--- BEGIN Provided records ---

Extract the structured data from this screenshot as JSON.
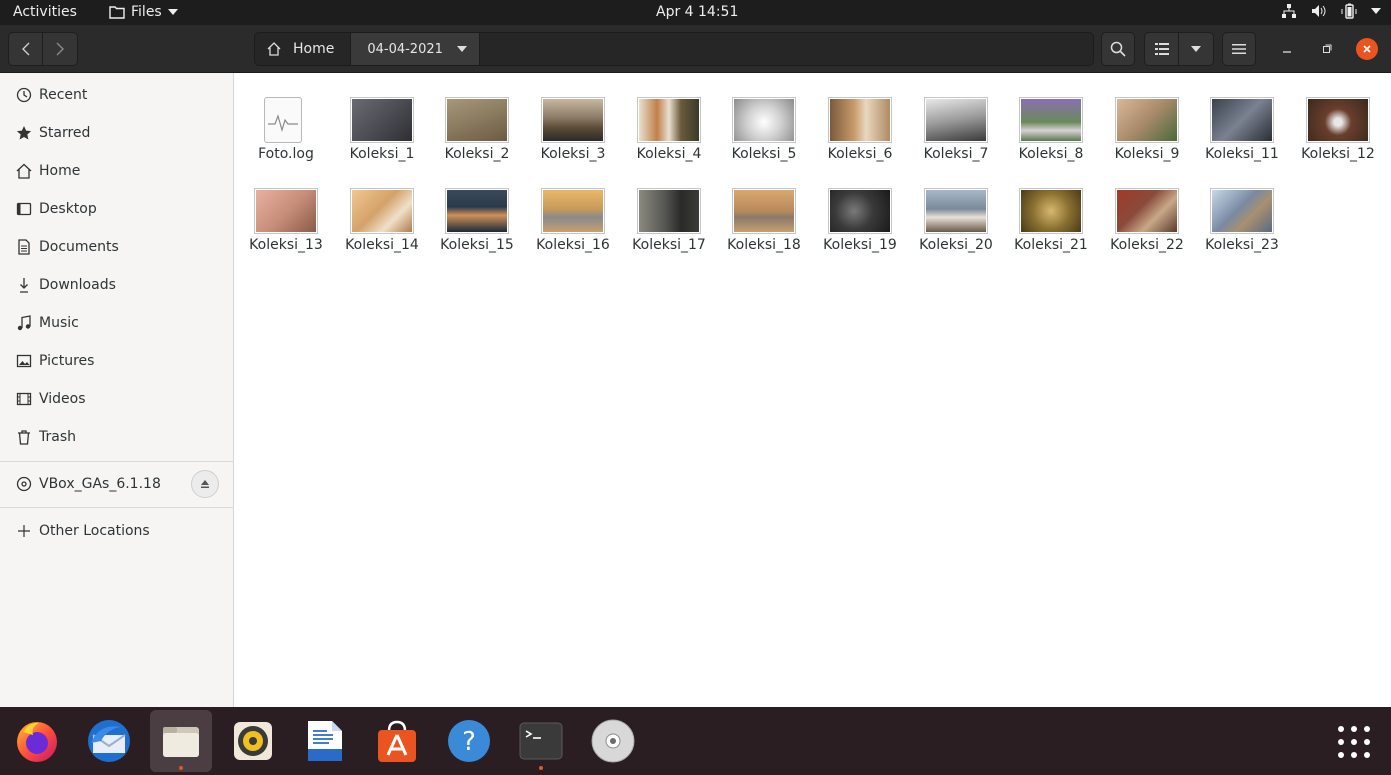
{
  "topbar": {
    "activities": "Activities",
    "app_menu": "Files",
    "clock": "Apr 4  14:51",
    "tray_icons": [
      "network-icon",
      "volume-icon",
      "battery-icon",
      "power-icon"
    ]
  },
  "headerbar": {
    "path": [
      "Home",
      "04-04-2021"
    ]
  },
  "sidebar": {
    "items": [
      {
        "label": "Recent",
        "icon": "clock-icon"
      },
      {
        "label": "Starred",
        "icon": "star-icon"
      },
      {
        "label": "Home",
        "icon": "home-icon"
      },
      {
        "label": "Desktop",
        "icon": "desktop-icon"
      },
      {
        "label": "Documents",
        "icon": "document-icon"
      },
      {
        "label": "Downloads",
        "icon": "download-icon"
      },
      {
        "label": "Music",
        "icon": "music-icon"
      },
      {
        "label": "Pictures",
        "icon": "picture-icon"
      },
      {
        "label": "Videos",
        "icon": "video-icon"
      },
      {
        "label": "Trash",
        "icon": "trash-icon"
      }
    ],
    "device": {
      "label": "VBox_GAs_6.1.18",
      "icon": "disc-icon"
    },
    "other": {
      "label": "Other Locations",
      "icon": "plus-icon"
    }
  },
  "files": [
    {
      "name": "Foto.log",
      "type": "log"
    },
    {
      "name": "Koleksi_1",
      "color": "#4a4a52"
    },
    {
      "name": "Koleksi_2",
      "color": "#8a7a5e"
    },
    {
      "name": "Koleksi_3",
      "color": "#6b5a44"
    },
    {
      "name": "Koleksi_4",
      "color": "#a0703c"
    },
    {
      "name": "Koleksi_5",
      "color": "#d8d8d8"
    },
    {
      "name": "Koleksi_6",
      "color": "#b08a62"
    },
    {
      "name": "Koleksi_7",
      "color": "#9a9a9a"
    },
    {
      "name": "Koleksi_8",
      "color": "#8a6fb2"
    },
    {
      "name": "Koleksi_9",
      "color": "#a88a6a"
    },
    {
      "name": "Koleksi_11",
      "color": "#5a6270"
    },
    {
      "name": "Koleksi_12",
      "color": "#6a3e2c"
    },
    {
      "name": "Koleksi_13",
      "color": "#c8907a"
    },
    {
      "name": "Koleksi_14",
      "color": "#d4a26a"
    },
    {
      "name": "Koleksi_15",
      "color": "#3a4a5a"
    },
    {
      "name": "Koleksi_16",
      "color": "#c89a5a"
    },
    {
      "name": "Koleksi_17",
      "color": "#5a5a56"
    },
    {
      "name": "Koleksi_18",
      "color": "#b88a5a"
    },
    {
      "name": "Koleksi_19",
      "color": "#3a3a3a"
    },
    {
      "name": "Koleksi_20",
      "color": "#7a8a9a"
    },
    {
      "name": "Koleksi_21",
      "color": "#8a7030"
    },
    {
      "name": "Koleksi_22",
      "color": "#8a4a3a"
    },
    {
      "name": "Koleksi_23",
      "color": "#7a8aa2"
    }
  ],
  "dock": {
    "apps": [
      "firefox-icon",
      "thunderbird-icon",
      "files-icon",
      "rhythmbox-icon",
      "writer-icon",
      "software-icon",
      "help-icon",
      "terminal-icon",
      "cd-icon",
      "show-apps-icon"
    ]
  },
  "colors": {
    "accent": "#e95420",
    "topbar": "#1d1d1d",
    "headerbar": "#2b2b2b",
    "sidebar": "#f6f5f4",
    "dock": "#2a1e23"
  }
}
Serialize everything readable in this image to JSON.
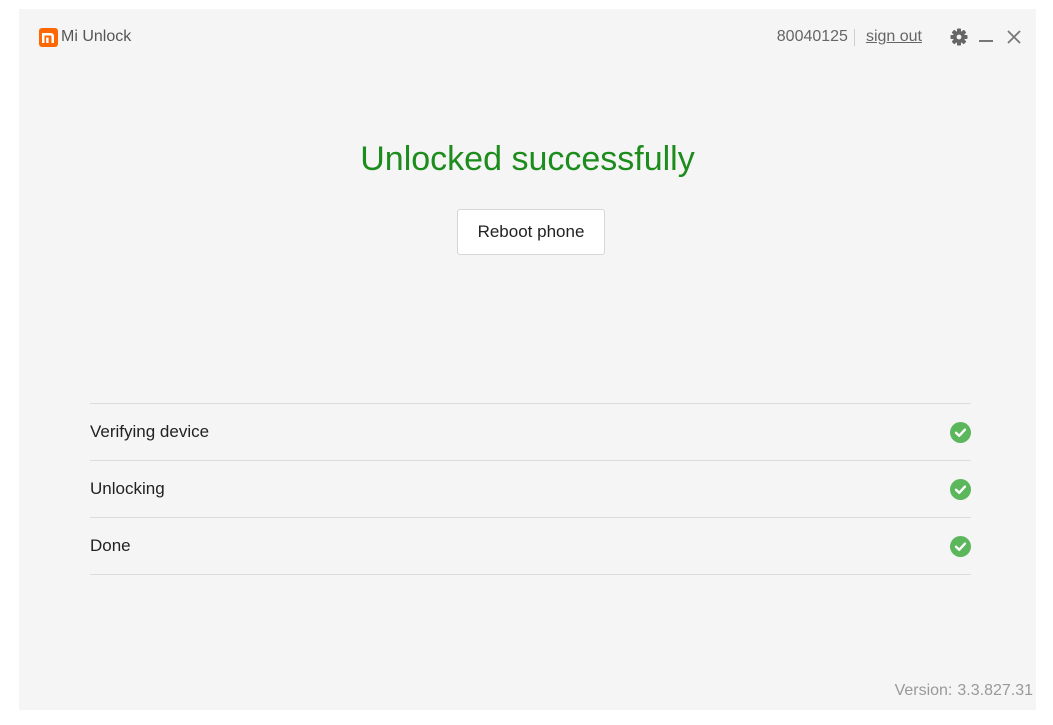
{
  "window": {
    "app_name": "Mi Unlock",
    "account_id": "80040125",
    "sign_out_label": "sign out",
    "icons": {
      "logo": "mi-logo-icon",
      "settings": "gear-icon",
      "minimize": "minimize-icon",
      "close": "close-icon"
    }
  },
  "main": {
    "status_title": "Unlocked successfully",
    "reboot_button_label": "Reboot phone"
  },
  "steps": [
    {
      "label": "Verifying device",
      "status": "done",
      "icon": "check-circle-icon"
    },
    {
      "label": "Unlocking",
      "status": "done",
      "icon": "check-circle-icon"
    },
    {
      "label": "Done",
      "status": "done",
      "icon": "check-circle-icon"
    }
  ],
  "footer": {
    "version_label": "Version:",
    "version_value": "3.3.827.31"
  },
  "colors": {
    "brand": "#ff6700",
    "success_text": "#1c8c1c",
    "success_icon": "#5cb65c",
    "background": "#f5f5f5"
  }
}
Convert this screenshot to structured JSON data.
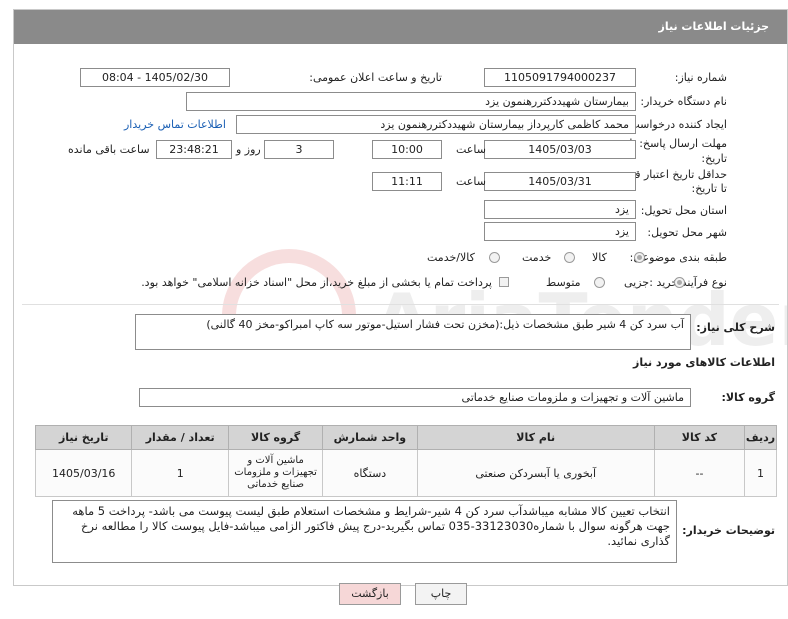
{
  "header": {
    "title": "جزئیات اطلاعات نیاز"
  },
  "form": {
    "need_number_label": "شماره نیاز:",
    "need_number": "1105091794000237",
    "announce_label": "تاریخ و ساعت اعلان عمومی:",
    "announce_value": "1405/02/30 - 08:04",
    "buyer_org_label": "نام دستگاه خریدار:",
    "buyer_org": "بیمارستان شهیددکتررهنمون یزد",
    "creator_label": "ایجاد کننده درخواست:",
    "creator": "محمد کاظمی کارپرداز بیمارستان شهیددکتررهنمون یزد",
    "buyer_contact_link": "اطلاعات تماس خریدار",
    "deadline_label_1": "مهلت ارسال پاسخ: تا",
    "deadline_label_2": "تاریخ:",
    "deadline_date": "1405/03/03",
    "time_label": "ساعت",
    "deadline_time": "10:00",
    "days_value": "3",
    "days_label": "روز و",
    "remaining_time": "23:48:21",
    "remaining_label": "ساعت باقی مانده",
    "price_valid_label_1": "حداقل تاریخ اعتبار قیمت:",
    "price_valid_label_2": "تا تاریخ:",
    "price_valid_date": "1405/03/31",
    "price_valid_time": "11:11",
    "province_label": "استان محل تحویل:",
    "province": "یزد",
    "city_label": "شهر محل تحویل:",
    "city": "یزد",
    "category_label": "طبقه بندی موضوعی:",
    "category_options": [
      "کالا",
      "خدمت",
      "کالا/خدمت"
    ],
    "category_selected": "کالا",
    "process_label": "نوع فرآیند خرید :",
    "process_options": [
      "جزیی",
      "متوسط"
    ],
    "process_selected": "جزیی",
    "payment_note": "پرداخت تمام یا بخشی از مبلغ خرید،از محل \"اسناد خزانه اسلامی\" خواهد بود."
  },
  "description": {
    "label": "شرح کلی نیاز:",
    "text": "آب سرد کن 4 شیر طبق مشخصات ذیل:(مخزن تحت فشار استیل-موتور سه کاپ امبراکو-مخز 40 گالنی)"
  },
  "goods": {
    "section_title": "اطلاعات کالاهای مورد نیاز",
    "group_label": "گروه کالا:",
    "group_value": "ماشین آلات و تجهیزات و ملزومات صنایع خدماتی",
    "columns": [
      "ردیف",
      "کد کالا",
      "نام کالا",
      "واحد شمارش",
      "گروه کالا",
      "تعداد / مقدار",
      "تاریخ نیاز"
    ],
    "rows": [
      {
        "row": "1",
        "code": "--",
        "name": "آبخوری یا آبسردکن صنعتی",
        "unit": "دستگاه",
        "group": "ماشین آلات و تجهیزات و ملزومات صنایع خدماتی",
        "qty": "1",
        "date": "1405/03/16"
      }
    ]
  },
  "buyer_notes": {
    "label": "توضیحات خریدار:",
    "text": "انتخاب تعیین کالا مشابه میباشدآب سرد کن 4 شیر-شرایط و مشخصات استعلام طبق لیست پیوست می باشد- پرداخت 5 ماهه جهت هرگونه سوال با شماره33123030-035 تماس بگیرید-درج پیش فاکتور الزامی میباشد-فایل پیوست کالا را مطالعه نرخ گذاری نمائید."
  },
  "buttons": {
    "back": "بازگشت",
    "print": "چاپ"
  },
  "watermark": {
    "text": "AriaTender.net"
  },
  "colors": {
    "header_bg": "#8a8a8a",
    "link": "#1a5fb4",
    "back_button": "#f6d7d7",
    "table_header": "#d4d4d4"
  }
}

--- END Provided records ---

Output the data exactly. Pictures don't belong in the result.

Task solution -
Extract the structured data from this screenshot as JSON.
{
  "topbar": {
    "activities": "Activities",
    "app_menu": "Files",
    "clock": "Apr 4  14:51",
    "tray_icons": [
      "network-icon",
      "volume-icon",
      "battery-icon",
      "power-icon"
    ]
  },
  "headerbar": {
    "path": [
      "Home",
      "04-04-2021"
    ]
  },
  "sidebar": {
    "items": [
      {
        "label": "Recent",
        "icon": "clock-icon"
      },
      {
        "label": "Starred",
        "icon": "star-icon"
      },
      {
        "label": "Home",
        "icon": "home-icon"
      },
      {
        "label": "Desktop",
        "icon": "desktop-icon"
      },
      {
        "label": "Documents",
        "icon": "document-icon"
      },
      {
        "label": "Downloads",
        "icon": "download-icon"
      },
      {
        "label": "Music",
        "icon": "music-icon"
      },
      {
        "label": "Pictures",
        "icon": "picture-icon"
      },
      {
        "label": "Videos",
        "icon": "video-icon"
      },
      {
        "label": "Trash",
        "icon": "trash-icon"
      }
    ],
    "device": {
      "label": "VBox_GAs_6.1.18",
      "icon": "disc-icon"
    },
    "other": {
      "label": "Other Locations",
      "icon": "plus-icon"
    }
  },
  "files": [
    {
      "name": "Foto.log",
      "type": "log"
    },
    {
      "name": "Koleksi_1",
      "color": "#4a4a52"
    },
    {
      "name": "Koleksi_2",
      "color": "#8a7a5e"
    },
    {
      "name": "Koleksi_3",
      "color": "#6b5a44"
    },
    {
      "name": "Koleksi_4",
      "color": "#a0703c"
    },
    {
      "name": "Koleksi_5",
      "color": "#d8d8d8"
    },
    {
      "name": "Koleksi_6",
      "color": "#b08a62"
    },
    {
      "name": "Koleksi_7",
      "color": "#9a9a9a"
    },
    {
      "name": "Koleksi_8",
      "color": "#8a6fb2"
    },
    {
      "name": "Koleksi_9",
      "color": "#a88a6a"
    },
    {
      "name": "Koleksi_11",
      "color": "#5a6270"
    },
    {
      "name": "Koleksi_12",
      "color": "#6a3e2c"
    },
    {
      "name": "Koleksi_13",
      "color": "#c8907a"
    },
    {
      "name": "Koleksi_14",
      "color": "#d4a26a"
    },
    {
      "name": "Koleksi_15",
      "color": "#3a4a5a"
    },
    {
      "name": "Koleksi_16",
      "color": "#c89a5a"
    },
    {
      "name": "Koleksi_17",
      "color": "#5a5a56"
    },
    {
      "name": "Koleksi_18",
      "color": "#b88a5a"
    },
    {
      "name": "Koleksi_19",
      "color": "#3a3a3a"
    },
    {
      "name": "Koleksi_20",
      "color": "#7a8a9a"
    },
    {
      "name": "Koleksi_21",
      "color": "#8a7030"
    },
    {
      "name": "Koleksi_22",
      "color": "#8a4a3a"
    },
    {
      "name": "Koleksi_23",
      "color": "#7a8aa2"
    }
  ],
  "dock": {
    "apps": [
      "firefox-icon",
      "thunderbird-icon",
      "files-icon",
      "rhythmbox-icon",
      "writer-icon",
      "software-icon",
      "help-icon",
      "terminal-icon",
      "cd-icon",
      "show-apps-icon"
    ]
  },
  "colors": {
    "accent": "#e95420",
    "topbar": "#1d1d1d",
    "headerbar": "#2b2b2b",
    "sidebar": "#f6f5f4",
    "dock": "#2a1e23"
  }
}
Serialize everything readable in this image to JSON.
{
  "window": {
    "app_name": "Mi Unlock",
    "account_id": "80040125",
    "sign_out_label": "sign out",
    "icons": {
      "logo": "mi-logo-icon",
      "settings": "gear-icon",
      "minimize": "minimize-icon",
      "close": "close-icon"
    }
  },
  "main": {
    "status_title": "Unlocked successfully",
    "reboot_button_label": "Reboot phone"
  },
  "steps": [
    {
      "label": "Verifying device",
      "status": "done",
      "icon": "check-circle-icon"
    },
    {
      "label": "Unlocking",
      "status": "done",
      "icon": "check-circle-icon"
    },
    {
      "label": "Done",
      "status": "done",
      "icon": "check-circle-icon"
    }
  ],
  "footer": {
    "version_label": "Version:",
    "version_value": "3.3.827.31"
  },
  "colors": {
    "brand": "#ff6700",
    "success_text": "#1c8c1c",
    "success_icon": "#5cb65c",
    "background": "#f5f5f5"
  }
}
Convert this screenshot to structured JSON data.
{
  "header": {
    "title": "جزئیات اطلاعات نیاز"
  },
  "form": {
    "need_number_label": "شماره نیاز:",
    "need_number": "1105091794000237",
    "announce_label": "تاریخ و ساعت اعلان عمومی:",
    "announce_value": "1405/02/30 - 08:04",
    "buyer_org_label": "نام دستگاه خریدار:",
    "buyer_org": "بیمارستان شهیددکتررهنمون یزد",
    "creator_label": "ایجاد کننده درخواست:",
    "creator": "محمد کاظمی کارپرداز بیمارستان شهیددکتررهنمون یزد",
    "buyer_contact_link": "اطلاعات تماس خریدار",
    "deadline_label_1": "مهلت ارسال پاسخ: تا",
    "deadline_label_2": "تاریخ:",
    "deadline_date": "1405/03/03",
    "time_label": "ساعت",
    "deadline_time": "10:00",
    "days_value": "3",
    "days_label": "روز و",
    "remaining_time": "23:48:21",
    "remaining_label": "ساعت باقی مانده",
    "price_valid_label_1": "حداقل تاریخ اعتبار قیمت:",
    "price_valid_label_2": "تا تاریخ:",
    "price_valid_date": "1405/03/31",
    "price_valid_time": "11:11",
    "province_label": "استان محل تحویل:",
    "province": "یزد",
    "city_label": "شهر محل تحویل:",
    "city": "یزد",
    "category_label": "طبقه بندی موضوعی:",
    "category_options": [
      "کالا",
      "خدمت",
      "کالا/خدمت"
    ],
    "category_selected": "کالا",
    "process_label": "نوع فرآیند خرید :",
    "process_options": [
      "جزیی",
      "متوسط"
    ],
    "process_selected": "جزیی",
    "payment_note": "پرداخت تمام یا بخشی از مبلغ خرید،از محل \"اسناد خزانه اسلامی\" خواهد بود."
  },
  "description": {
    "label": "شرح کلی نیاز:",
    "text": "آب سرد کن 4 شیر طبق مشخصات ذیل:(مخزن تحت فشار استیل-موتور سه کاپ امبراکو-مخز 40 گالنی)"
  },
  "goods": {
    "section_title": "اطلاعات کالاهای مورد نیاز",
    "group_label": "گروه کالا:",
    "group_value": "ماشین آلات و تجهیزات و ملزومات صنایع خدماتی",
    "columns": [
      "ردیف",
      "کد کالا",
      "نام کالا",
      "واحد شمارش",
      "گروه کالا",
      "تعداد / مقدار",
      "تاریخ نیاز"
    ],
    "rows": [
      {
        "row": "1",
        "code": "--",
        "name": "آبخوری یا آبسردکن صنعتی",
        "unit": "دستگاه",
        "group": "ماشین آلات و تجهیزات و ملزومات صنایع خدماتی",
        "qty": "1",
        "date": "1405/03/16"
      }
    ]
  },
  "buyer_notes": {
    "label": "توضیحات خریدار:",
    "text": "انتخاب تعیین کالا مشابه میباشدآب سرد کن 4 شیر-شرایط و مشخصات استعلام طبق لیست پیوست می باشد- پرداخت 5 ماهه جهت هرگونه سوال با شماره33123030-035 تماس بگیرید-درج پیش فاکتور الزامی میباشد-فایل پیوست کالا را مطالعه نرخ گذاری نمائید."
  },
  "buttons": {
    "back": "بازگشت",
    "print": "چاپ"
  },
  "watermark": {
    "text": "AriaTender.net"
  },
  "colors": {
    "header_bg": "#8a8a8a",
    "link": "#1a5fb4",
    "back_button": "#f6d7d7",
    "table_header": "#d4d4d4"
  }
}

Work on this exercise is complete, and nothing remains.